▶ **Page**
━━━━

[rbldnsd] RFC: Data expire support

Michael Tokarev mjt at tls.msk.ru
Sat Dec 31 21:45:28 MSK 2005


Amos Jeffries wrote:
> Comments after each point.
> 
> ----- Original Message ----- From: "Michael Tokarev" <mjt at tls.msk.ru>
> 
> <snip people complaining>
> 
>>
>> So, after several small discussions here and there, we come across
>> this simple idea: a data file may contain an 'expire marker', ie,
>> a timestamp indicating when the data becomes invalid.
>>
>> Yes there is `expire' field in the SOA record, which is not used
>> currently, but I'm for another way to specify this expire time,
>> because of several reasons:
>>
> <snip good points, I agree with all>
> 
> Additionally. With a seperate created timestamp in the zone file and a 
> TTL set for each dataset you could now actually start decrementing the 
> various SOA times as some of them are supposed to. Starting from the 
> initial created timestamp not from file reload or anything arbitrary to 
> the local system.

Well, we *still* depend on local system's time alot here, because we don't
know real relation between the timestamp(s) specified in zone datafiles
and the local time.

I see your point.   When data comes from different sources, each can have
its own timestamp and expire time, and even TTL value may be set for each
individual record...  Note for this, I'd add another option in a $TIMESTAMP
record, like, 'proposed-ttl' or something like that, which should be BEFORE
the expire time.  Expire time is when it really is invalid.

But note that other fields in the SOA record are useless for anything but
NAMED and AXFR for zone transfers.  Only useful values are SERIAL and MINTTL,
the rest are (correctly) ignored by all non-AXFR clients (and we don't have
any AXFR clients by definition).

>> So, I think it's best to introduce another $-special directive, like
>> $EXPIRE, to specify expire time.
>>
>> The only (probably quite serious) problem here is that local time may
>> be inaccurate/wrong.
> 
> Not that serious from a maintainers viewpoint, if you prohibit/error on 
> zones created in the future. Zones expiring early only cause a 
> default-accept in the end-systems, which in this case is ironicly better 
> than default-deny.

Think about exclusions... ;)

I don't want to go "if there's no single 'exclude' entry in the file, we
will treat it differently" route.  It will be non-deterministic.

━━━━

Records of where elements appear

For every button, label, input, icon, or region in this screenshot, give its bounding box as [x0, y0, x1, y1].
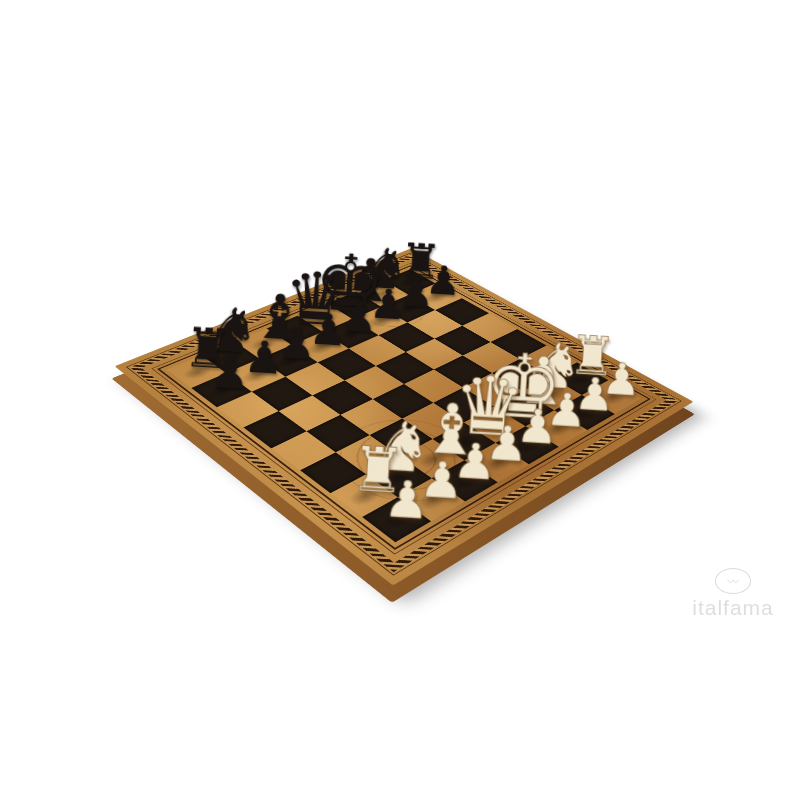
- piece-white-pawn: ♟: [381, 473, 433, 527]
- board-grid: ♜♞♝♛♚♝♞♜♟♟♟♟♟♟♟♟♜♞♝♛♚♝♞♜♟♟♟♟♟♟♟♟: [167, 269, 641, 542]
- board-surface: ♜♞♝♛♚♝♞♜♟♟♟♟♟♟♟♟♜♞♝♛♚♝♞♜♟♟♟♟♟♟♟♟: [115, 248, 694, 585]
- product-photo: ♜♞♝♛♚♝♞♜♟♟♟♟♟♟♟♟♜♞♝♛♚♝♞♜♟♟♟♟♟♟♟♟ 〰 italf…: [0, 0, 800, 800]
- piece-black-pawn: ♟: [207, 348, 253, 396]
- chessboard: ♜♞♝♛♚♝♞♜♟♟♟♟♟♟♟♟♜♞♝♛♚♝♞♜♟♟♟♟♟♟♟♟: [115, 248, 694, 585]
- scene: ♜♞♝♛♚♝♞♜♟♟♟♟♟♟♟♟♜♞♝♛♚♝♞♜♟♟♟♟♟♟♟♟: [0, 0, 800, 800]
- watermark-brand: italfama: [678, 596, 788, 620]
- italfama-logo-icon: 〰: [715, 568, 751, 594]
- watermark: 〰 italfama: [678, 568, 788, 620]
- logo-squiggle: 〰: [728, 573, 739, 589]
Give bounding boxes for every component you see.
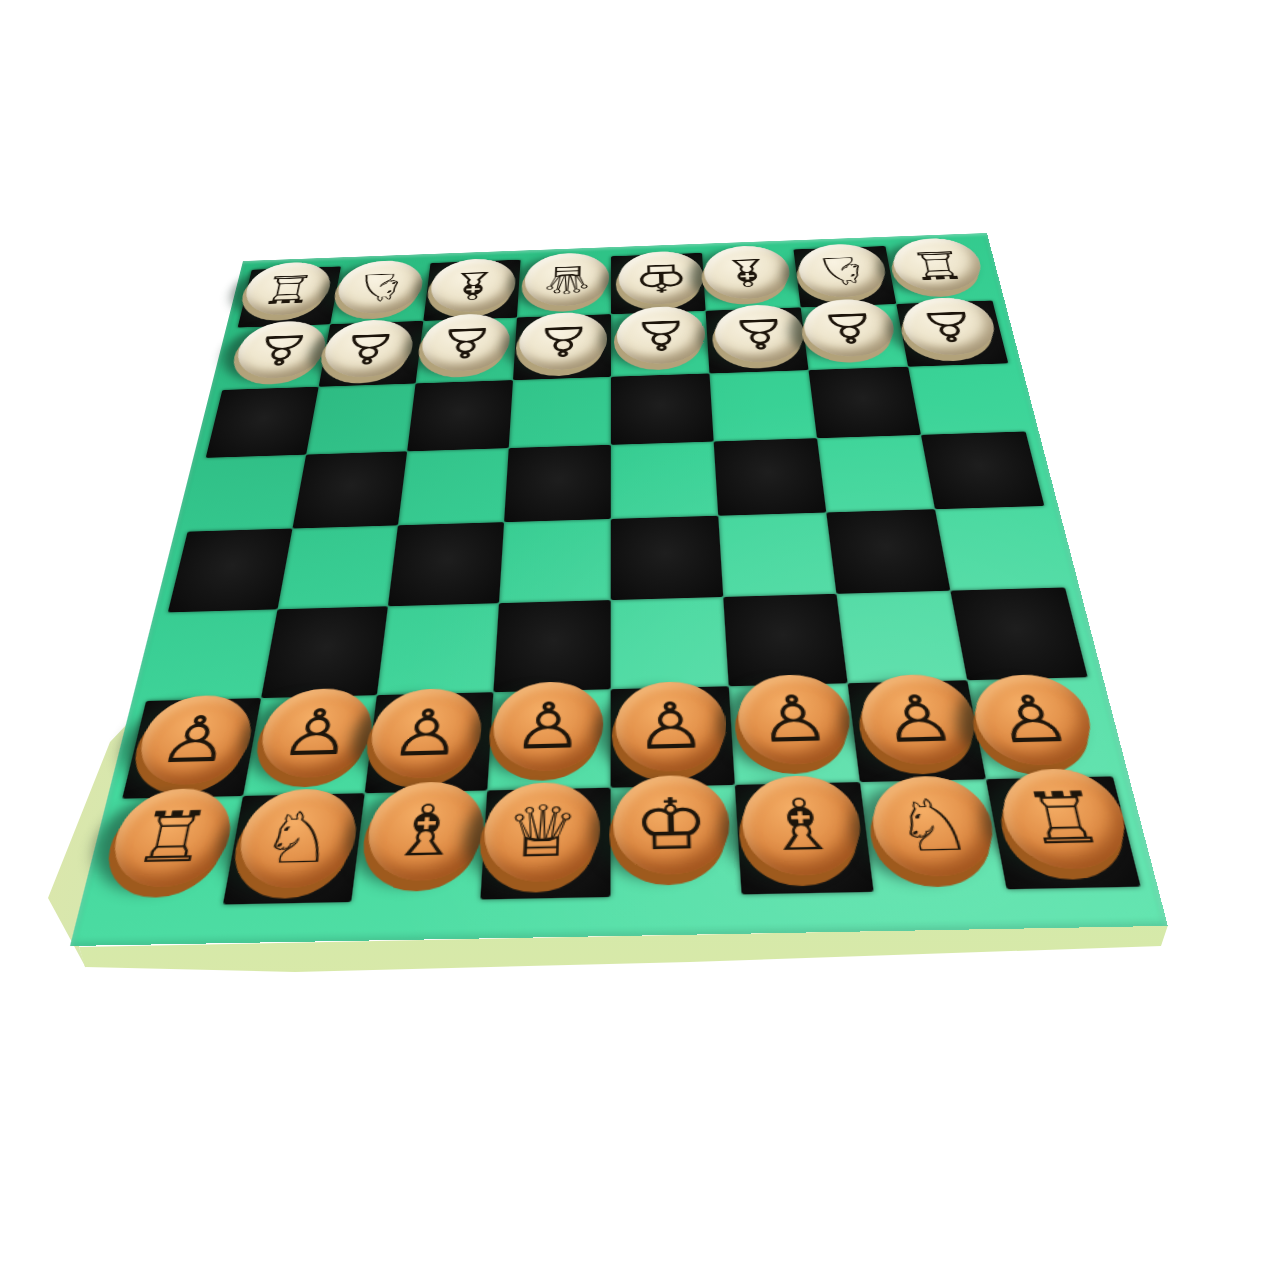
square-d3[interactable] [493,600,610,692]
square-f6[interactable] [709,370,817,441]
black-pawn-icon: ♙ [249,328,313,371]
piece-disc-face: ♖ [104,788,238,888]
square-a5[interactable] [188,455,307,532]
square-f4[interactable] [718,512,836,596]
square-g4[interactable] [826,509,950,594]
square-c5[interactable] [398,448,509,525]
white-bishop-icon: ♗ [761,789,843,862]
piece-black-pawn-d7[interactable]: ♙ [518,311,607,371]
black-pawn-icon: ♙ [534,320,592,363]
piece-white-pawn-f2[interactable]: ♙ [736,674,855,766]
black-bishop-icon: ♗ [718,252,776,292]
black-rook-icon: ♖ [257,269,318,308]
square-e3[interactable] [611,597,729,689]
piece-white-pawn-a2[interactable]: ♙ [132,694,259,785]
piece-white-queen-d1[interactable]: ♕ [481,781,600,882]
square-g3[interactable] [836,591,967,684]
black-pawn-icon: ♙ [632,314,690,357]
piece-disc-face: ♘ [334,259,426,315]
square-a3[interactable] [146,609,277,701]
piece-black-pawn-e7[interactable]: ♙ [617,305,707,365]
white-pawn-icon: ♙ [756,686,833,752]
white-pawn-icon: ♙ [878,686,960,752]
square-a4[interactable] [168,529,293,613]
square-c6[interactable] [407,380,513,451]
piece-black-pawn-g7[interactable]: ♙ [801,298,899,358]
black-pawn-icon: ♙ [729,312,790,355]
black-pawn-icon: ♙ [436,321,496,364]
square-f5[interactable] [714,438,827,516]
chess-board: ♖♘♗♕♔♗♘♖♙♙♙♙♙♙♙♙♙♙♙♙♙♙♙♙♖♘♗♕♔♗♘♖ [70,233,1168,946]
white-knight-icon: ♘ [256,802,340,874]
black-knight-icon: ♘ [350,267,409,307]
piece-black-pawn-b7[interactable]: ♙ [320,319,416,379]
piece-white-knight-b1[interactable]: ♘ [232,788,361,889]
white-bishop-icon: ♗ [386,795,466,867]
square-d4[interactable] [499,519,611,603]
piece-disc-face: ♖ [240,261,334,316]
piece-black-pawn-c7[interactable]: ♙ [419,313,511,373]
white-pawn-icon: ♙ [990,686,1077,752]
white-queen-icon: ♕ [503,795,580,867]
piece-black-rook-h8[interactable]: ♖ [889,237,987,293]
square-h6[interactable] [908,363,1025,435]
square-g5[interactable] [817,435,935,513]
square-a6[interactable] [206,387,319,458]
piece-disc-face: ♙ [132,694,259,785]
square-b6[interactable] [306,383,415,454]
white-pawn-icon: ♙ [154,707,237,772]
black-rook-icon: ♖ [906,245,969,285]
piece-black-bishop-c8[interactable]: ♗ [428,258,517,314]
square-e6[interactable] [611,373,714,444]
piece-white-knight-g1[interactable]: ♘ [867,775,1001,877]
square-h3[interactable] [950,587,1087,680]
square-b3[interactable] [261,606,388,698]
square-b4[interactable] [278,525,398,609]
black-pawn-icon: ♙ [818,306,881,349]
piece-white-rook-h1[interactable]: ♖ [995,768,1136,870]
black-queen-icon: ♕ [539,260,594,300]
white-knight-icon: ♘ [890,789,977,862]
square-h5[interactable] [921,432,1044,510]
white-pawn-icon: ♙ [277,700,356,765]
square-g6[interactable] [809,367,921,439]
piece-disc-face: ♙ [320,319,416,379]
piece-black-knight-b8[interactable]: ♘ [334,259,426,315]
square-d5[interactable] [504,445,611,522]
piece-white-bishop-f1[interactable]: ♗ [740,775,866,877]
piece-white-rook-a1[interactable]: ♖ [104,788,238,888]
black-pawn-icon: ♙ [916,305,982,348]
white-king-icon: ♔ [634,788,711,860]
piece-black-rook-a8[interactable]: ♖ [240,261,334,316]
square-e4[interactable] [611,516,723,600]
black-pawn-icon: ♙ [337,327,399,370]
piece-black-pawn-h7[interactable]: ♙ [898,296,1000,356]
square-c3[interactable] [377,603,499,695]
black-king-icon: ♔ [634,258,690,298]
piece-white-pawn-h2[interactable]: ♙ [968,674,1101,767]
black-knight-icon: ♘ [812,251,873,291]
white-pawn-icon: ♙ [388,700,464,765]
piece-black-knight-g8[interactable]: ♘ [796,243,890,299]
piece-black-queen-d8[interactable]: ♕ [523,252,609,308]
white-pawn-icon: ♙ [635,693,708,759]
square-c4[interactable] [388,522,504,606]
square-d6[interactable] [509,377,611,448]
square-h4[interactable] [935,506,1065,591]
square-e5[interactable] [611,442,718,519]
white-rook-icon: ♖ [128,801,216,873]
piece-white-pawn-c2[interactable]: ♙ [366,688,484,780]
square-f3[interactable] [723,594,847,686]
piece-white-king-e1[interactable]: ♔ [613,774,732,875]
white-pawn-icon: ♙ [512,693,584,758]
white-rook-icon: ♖ [1018,782,1110,855]
photo-background: ♖♘♗♕♔♗♘♖♙♙♙♙♙♙♙♙♙♙♙♙♙♙♙♙♖♘♗♕♔♗♘♖ [0,0,1280,1280]
square-b5[interactable] [292,451,407,528]
piece-disc-face: ♘ [232,788,361,889]
piece-black-bishop-f8[interactable]: ♗ [703,245,793,301]
black-bishop-icon: ♗ [444,265,501,305]
piece-white-pawn-e2[interactable]: ♙ [616,681,729,773]
piece-white-pawn-d2[interactable]: ♙ [491,681,603,773]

━━━━

▶ **Goal**
Pick up the mailing-list post on the rbldnsd data expire proposal where it stops, and keep writing it. The records have nothing to do with this.

▶ **Task result**
> <snip explanation of source for time checks>
> 
>> So, after some more thoughts, current version of this feature looks like
>> this:
>>
>>  o there's a new directive introduced,
>>      $TIMESTAMP when-created when-expires [...probably some more fields]
>>    where both timestamps are either in unix time_t format (secounds since
>>    Epoch) or in form yyyy-mm-dd[:hh24[:mi[:ss]]] (hours, minutes and
>>    secounds are optional), in GMT/UTC.
> 
> UTC please.
> GMT has english daylight savings problems in some systems.
> UNIX time_t gets unweild for manual maintainers (yes we are still out 
> there, at least for some zones).

Ok.  In reality it makes no difference -- more, I think I will only check
date (yyyy-mm-dd), not time (hh:mi:ss).. unless there's a demand to expire
in less than a day... ;) (Ok ok, there shure may be such a demand).

>> When-created must be the current
>>    timestamp, and when-expires must be a time when the data will expire
>>    and must be reloaded.  When-created is here in order to detect the
>>    situation when local time is set to the past, before when-created.
> 
> And has other useful benefit side-effects as well. (SOA cycling, etc.)
> 
>>  o data expiration is checked during a time when rbldnsd checks for
>>    data updates (normally every minute, controlled by -c option).
>>    So if you disabled automatic checking for new data (-c0), it will
>>    not verify whenever the data has expired during runtime, only during
>>    reloads when data has actually changed, which is sorta pointless.
> 
> Does anyone set -c0 for CPU savings? if not, the timer could still check 
> expiry, just not file times.

-c option controls the timer interval. With -c0, no timer is started at all.

>>  o (optional, I like it but it's somewhat clumsy in implementation,
>>    when there are several timestamps per dataset) when expire time
>>    is about to come (eg, 90% of time between 'created' and 'expire'
>>    has passed), rbldnsd produces a warning on reload.
> 
> If its seriously clumsy, leave it for later. It might be useful, but we 
> don't know for sure yet.
> If the zone compiler ever gets done, this should probably be a feature 
> of that.
> 
>>  o If there are several expire dates per dataset/zone, the smallest one
>>    will be used.
> 
> Likewise, multiple created lines the _latest_ will need to be used.
> So that mixed zones 1hr + 48hr data will be based on the latest 1hr 
> data, not the older 48hr by chance ordering.

Hmm.
Now I'm confused.
/me *thinks*

> more below on whole process implications....
> 
>>  o there's an option introduced, to tell rbldnsd to ignore all those
>>    'expire' directives, in order to be able to force it to run "in case
>>    of emergency" (current time is wrong, etc).  I dislike introducing
>>    this option, but unfortunately there WILL be alot of demand for it
>>    once major dnsbls will start using this feature and people upgrade
>>    their rbldnsd installs to the version supporting this stuff.
>>
>>  o Or maybe, an ability to turn this feature on/off per-dataset, by
>>    specifying `$TIMESTAMP 0 0'.  Also ugly but demanding...
> 
> - not in the same format as a timestamp which is expected.
> 
> How so on the 'WILL be a lot of demand for it'?
> When the data is old it is invalid and should not be served. End of story.
> Even re-purposing the data doesn't change that.
> A responsible mirror will adhere to that, an irresponsible one is what 
> this feature is designed to avoid.
> 
> The only use I could see for keeping old files is someone compiling list 
> stats and that doesn't involve rbldnsd.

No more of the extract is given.